(Tasks to carry out)
a - In the blog post on Scottish independence, reproduce the passage from "Size matters –" to "from a distance." word for word.
b - According to the blog post on Scottish independence, where does the UK rank on the list of countries with the most global trade per capita?
c - Write the next part of the blog post on Scottish independence, picking up after its final sentence.

(Page)

/---

Size matters – Scotland’s route to riches

Several friends posted an article on Facebook this week that related to the Scottish independence referendum – Why an independent Scotland could become the richest country on Earth.  Some of them don’t often post on politics so this article would appear to have struck a chord, the title does surely attract some intrigue even for those who have only been following the independence debate from a distance.

I had a read myself and was happy to see how it captures some key points on the merits of Scotland being in the UK or being independent. In the UK we are part of one of the most centralised government systems in the world – this system is failing us in Scotland, much like it is failing people in England, Wales and Northern Ireland.

Essentially the article articulates 2 key points – firstly that size matters and that in the case of governance, small is better: ‘This is because there is a direct correlation between the size of the state and the wealth of the people – the bigger the former, the smaller the latter. The more power is concentrated, the less wealth is spread.’  I agree wholeheartedly with that observation and I’ve made various points to that effect in previous blog posts, a couple of examples:

  • From my post on Trade & Business: ‘A major development in the modern globalised world is that businesses from small countries have equivalent access to the global market that was previously dominated by global superpowers (a net effect of this being reduced influence for the UK, as demonstrated by the deconstruction of the Empire).  The list of countries with the most global trade per capita is dominated by relatively small nations with Germany being the only country in the top 20 with a population >15 million.  The UK actually appears at 36th on this list, 1 place behind Gabon – an African country with a population of 1.5million, making a mockery of the claim that the UK is somehow uniquely placed to enable global business. I call this conclusive evidence that it is possible for smaller countries to have global business influence and I do not believe there are any barriers that would prevent Scotland from very quickly joining this list.
  • From my post on the opportunities that the Oil & Gas sector presents for Scotland: ‘Not only is Oil & Gas the UK’s single largest industrial investor but one third of all UK industrial investment is in Oil & Gas!  This is fundamental and very significant, but the media have neglected to provide this context in the regular reports on Scotland’s potential in the event of a Yes vote in next September’s referendum. The UK economy isn’t as diverse as the anti-independence campaign claim, but that’s part of the problem with our big central UK government – it is so massive that very few people know what’s what and the result is that our politicians have become unaccountable and therefore perpetual failure from Westminster is tolerated.

\---

(Provided records)
/---

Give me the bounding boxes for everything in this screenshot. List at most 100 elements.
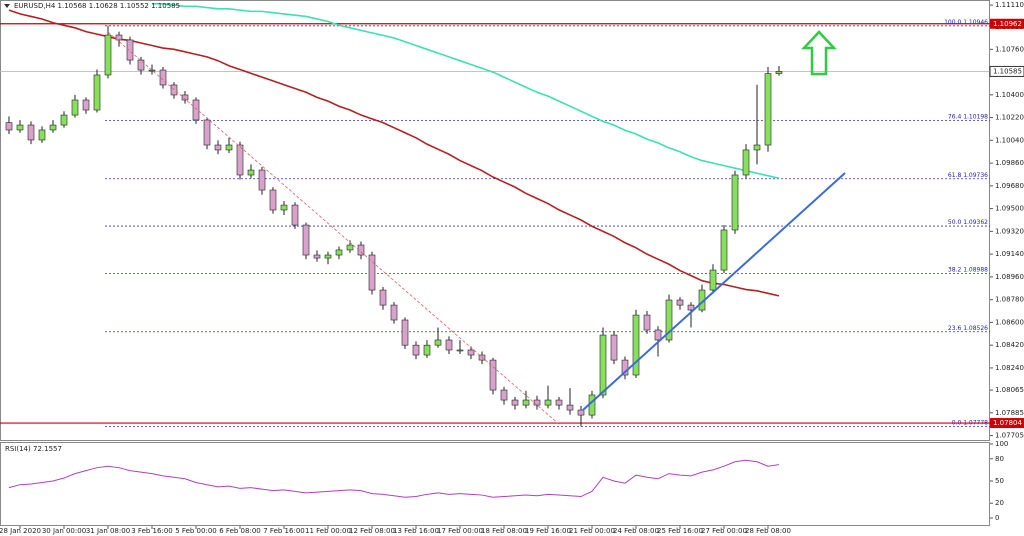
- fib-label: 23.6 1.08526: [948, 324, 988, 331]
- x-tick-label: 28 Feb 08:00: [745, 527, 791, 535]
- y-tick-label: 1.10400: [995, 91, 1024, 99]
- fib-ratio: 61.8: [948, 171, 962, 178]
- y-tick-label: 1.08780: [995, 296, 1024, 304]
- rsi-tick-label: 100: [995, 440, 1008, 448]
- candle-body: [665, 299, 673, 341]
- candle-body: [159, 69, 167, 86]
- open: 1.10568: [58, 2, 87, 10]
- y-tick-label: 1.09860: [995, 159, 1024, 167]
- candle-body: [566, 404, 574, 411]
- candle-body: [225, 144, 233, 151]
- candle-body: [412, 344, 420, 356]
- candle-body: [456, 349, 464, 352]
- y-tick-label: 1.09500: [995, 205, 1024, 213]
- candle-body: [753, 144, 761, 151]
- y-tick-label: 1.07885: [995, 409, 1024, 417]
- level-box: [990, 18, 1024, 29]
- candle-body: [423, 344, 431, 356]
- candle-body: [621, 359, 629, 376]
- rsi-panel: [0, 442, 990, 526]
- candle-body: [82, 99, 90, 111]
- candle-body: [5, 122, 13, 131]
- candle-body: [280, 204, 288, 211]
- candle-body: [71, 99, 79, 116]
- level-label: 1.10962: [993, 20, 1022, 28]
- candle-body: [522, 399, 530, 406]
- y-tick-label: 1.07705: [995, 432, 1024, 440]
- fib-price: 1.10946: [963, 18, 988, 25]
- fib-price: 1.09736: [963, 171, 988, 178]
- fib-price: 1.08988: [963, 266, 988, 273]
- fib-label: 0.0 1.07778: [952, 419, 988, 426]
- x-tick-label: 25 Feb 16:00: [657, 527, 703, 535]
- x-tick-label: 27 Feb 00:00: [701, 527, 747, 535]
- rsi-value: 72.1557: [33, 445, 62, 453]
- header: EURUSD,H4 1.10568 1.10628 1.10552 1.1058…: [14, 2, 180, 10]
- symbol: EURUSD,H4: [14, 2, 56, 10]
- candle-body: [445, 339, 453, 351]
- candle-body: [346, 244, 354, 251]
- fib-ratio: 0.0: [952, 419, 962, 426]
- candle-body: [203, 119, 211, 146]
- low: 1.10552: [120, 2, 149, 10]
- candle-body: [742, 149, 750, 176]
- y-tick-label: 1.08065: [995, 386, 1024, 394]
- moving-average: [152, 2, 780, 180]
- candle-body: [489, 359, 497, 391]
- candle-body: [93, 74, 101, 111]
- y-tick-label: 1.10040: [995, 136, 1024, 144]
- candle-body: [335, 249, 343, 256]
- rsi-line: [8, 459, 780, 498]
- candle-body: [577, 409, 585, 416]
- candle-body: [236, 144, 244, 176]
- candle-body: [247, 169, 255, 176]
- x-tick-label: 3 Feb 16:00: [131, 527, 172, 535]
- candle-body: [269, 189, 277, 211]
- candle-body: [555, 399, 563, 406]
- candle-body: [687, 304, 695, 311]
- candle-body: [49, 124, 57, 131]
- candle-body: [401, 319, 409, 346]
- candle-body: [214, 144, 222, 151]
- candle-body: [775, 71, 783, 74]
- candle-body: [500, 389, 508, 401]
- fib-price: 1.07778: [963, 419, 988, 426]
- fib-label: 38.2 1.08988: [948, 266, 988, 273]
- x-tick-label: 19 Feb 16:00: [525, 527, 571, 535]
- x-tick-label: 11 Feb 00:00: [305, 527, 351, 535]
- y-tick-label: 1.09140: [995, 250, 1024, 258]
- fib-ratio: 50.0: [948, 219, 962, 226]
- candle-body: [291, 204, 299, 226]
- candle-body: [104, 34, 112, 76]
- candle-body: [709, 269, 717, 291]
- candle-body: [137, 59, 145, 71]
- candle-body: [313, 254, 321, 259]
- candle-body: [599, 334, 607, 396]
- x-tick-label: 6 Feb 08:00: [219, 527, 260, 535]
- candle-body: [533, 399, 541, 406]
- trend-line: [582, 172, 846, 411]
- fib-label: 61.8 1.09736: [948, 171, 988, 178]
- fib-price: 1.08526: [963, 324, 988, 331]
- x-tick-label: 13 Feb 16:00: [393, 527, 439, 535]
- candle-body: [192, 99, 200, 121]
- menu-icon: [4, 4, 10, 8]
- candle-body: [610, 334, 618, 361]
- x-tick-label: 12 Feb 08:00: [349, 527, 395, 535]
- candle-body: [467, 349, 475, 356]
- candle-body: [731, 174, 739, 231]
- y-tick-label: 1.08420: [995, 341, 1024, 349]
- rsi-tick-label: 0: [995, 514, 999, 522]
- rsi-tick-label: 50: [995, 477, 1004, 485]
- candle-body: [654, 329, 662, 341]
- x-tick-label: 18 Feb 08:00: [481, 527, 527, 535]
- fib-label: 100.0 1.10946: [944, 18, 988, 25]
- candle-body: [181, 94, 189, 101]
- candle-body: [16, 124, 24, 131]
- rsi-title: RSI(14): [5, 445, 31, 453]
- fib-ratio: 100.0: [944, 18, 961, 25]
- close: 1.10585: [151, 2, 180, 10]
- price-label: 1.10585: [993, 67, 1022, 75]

\---
/---

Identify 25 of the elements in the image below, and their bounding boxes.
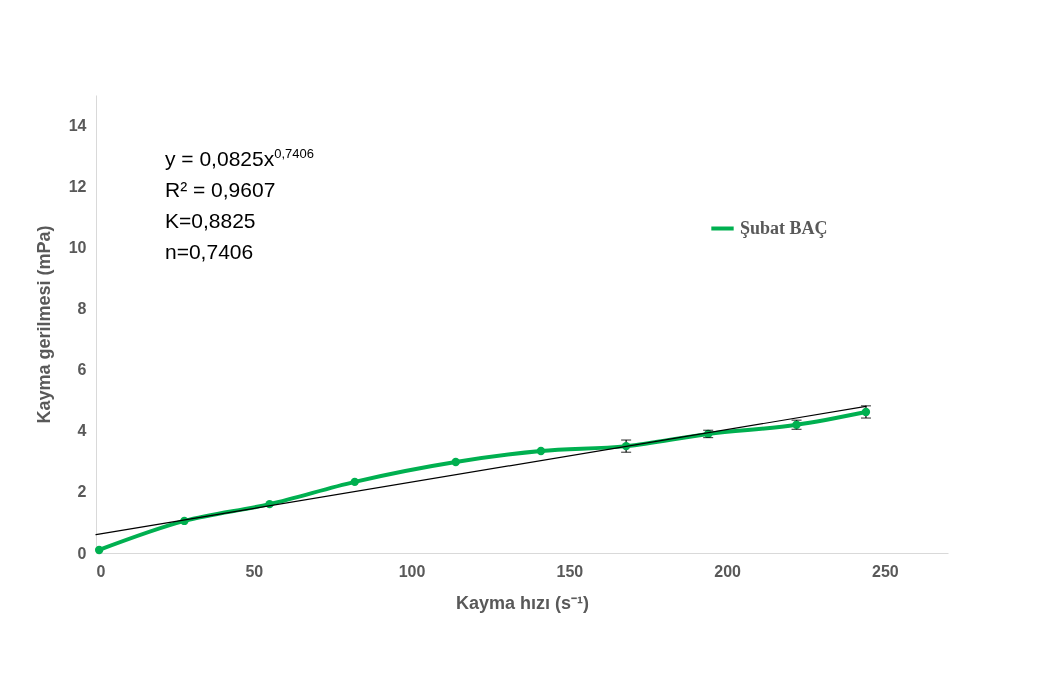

\---

(Results of the tasks)
a -
Size matters – Scotland’s route to riches

Several friends posted an article on Facebook this week that related to the Scottish independence referendum – Why an independent Scotland could become the richest country on Earth.  Some of them don’t often post on politics so this article would appear to have struck a chord, the title does surely attract some intrigue even for those who have only been following the independence debate from a distance.

b - 36th, one place behind Gabon.

c -
The second key point in the article is that Scotland has all of the required attributes to be a major success as an independent nation.   We’re an optimal size to strike the right connectivity between government and society; further to that we have an abundance of natural resources – water, a healthy balance of urban and rural land, mild climate (with wind which can be harnessed for energy purposes), oil & gas and whisky.  Just this week, the Business for Scotland site provided the statistics showing that Scotland’s export business was worth £100billion in 2012.  I’ve been lucky enough to have circuited the planet many times – part of the reason I’m so passionate about the need for change is because I know that Scotland is better placed than any other that I’ve seen to prosper.

This September Scotland will appear at a crossroads – one that will allow Scotland to use the vast wealth that we have to transform our society… we can ensure that public schools have class sizes that are closer to 20 than 30, we can create a minimum wage that allows every working person to enjoy a good standard of living rather than rely on food banks for their daily meal, we can have a system that trains people to gain the skills necessary to get a job that they’re proud of rather than force them to take a zero hours contract.  We have a lot to gain with a Yes vote:


About stuartmdarling

I live in Motherwell & work in Edinburgh in the Oil & Gas sector, which has been taking me around the world for 15 years now. My passion for politics and music go with me every step of the journey...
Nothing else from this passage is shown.